start DATA RECORDS
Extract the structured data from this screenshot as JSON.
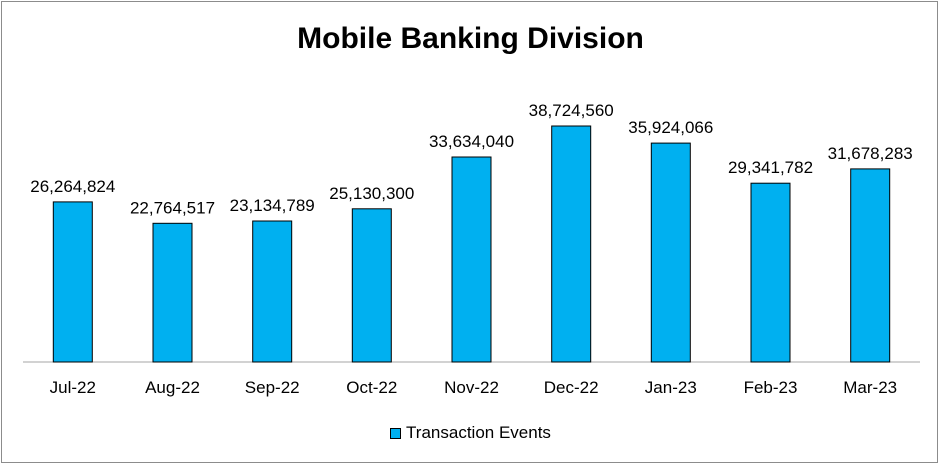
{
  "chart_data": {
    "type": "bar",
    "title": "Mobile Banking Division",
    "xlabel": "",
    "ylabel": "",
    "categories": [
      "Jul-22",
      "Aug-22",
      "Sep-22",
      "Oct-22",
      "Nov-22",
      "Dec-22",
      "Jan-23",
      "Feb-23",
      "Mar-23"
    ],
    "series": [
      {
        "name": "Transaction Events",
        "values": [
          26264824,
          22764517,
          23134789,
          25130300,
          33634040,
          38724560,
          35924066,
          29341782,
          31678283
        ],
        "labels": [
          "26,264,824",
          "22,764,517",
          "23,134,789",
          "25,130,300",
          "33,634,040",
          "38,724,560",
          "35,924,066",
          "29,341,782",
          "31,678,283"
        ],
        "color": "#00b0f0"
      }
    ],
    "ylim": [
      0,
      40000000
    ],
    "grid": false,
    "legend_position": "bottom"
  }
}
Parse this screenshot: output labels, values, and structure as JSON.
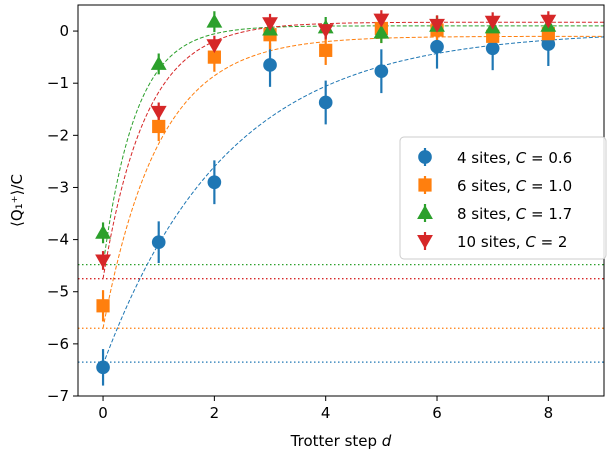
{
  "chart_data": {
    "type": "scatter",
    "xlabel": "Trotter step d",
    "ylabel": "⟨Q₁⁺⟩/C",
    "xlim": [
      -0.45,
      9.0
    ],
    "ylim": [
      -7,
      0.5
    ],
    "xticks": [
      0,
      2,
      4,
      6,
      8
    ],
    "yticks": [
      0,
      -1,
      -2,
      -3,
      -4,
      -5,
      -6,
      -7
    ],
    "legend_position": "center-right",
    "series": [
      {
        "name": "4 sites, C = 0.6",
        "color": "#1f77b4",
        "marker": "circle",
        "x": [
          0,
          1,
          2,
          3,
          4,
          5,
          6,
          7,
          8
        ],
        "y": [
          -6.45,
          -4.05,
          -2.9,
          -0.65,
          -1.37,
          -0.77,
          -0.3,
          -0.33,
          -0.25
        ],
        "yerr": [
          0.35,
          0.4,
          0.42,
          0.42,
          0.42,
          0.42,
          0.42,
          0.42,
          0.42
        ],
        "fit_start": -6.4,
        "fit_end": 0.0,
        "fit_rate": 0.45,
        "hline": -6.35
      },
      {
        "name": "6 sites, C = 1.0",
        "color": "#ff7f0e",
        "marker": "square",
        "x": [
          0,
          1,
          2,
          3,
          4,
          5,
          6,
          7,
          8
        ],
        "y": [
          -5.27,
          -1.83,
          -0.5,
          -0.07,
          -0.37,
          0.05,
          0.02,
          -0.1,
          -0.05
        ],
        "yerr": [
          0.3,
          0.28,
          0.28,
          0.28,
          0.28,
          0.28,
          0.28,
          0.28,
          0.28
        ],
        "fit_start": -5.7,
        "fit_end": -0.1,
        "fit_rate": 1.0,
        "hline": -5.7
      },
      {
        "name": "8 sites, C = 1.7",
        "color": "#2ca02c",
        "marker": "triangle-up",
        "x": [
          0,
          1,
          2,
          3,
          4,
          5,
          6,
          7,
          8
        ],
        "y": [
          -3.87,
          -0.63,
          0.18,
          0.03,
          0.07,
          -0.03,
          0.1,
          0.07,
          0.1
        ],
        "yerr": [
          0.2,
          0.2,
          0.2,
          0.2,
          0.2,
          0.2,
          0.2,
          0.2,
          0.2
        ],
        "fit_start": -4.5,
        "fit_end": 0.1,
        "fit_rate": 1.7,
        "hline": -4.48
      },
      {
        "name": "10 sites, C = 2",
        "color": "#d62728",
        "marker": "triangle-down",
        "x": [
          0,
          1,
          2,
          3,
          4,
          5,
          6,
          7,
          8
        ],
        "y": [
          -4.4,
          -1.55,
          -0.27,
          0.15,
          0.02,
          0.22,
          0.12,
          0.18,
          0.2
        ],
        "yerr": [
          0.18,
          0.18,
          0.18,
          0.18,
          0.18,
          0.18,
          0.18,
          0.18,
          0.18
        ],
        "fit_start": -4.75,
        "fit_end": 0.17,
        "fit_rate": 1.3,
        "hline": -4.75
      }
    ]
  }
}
end DATA RECORDS
● AIM: Return every line above in which the string "labels" occurs.

● TASK OUTPUT:
        "labels": [
Parse this screenshot: output labels, values, and structure as JSON.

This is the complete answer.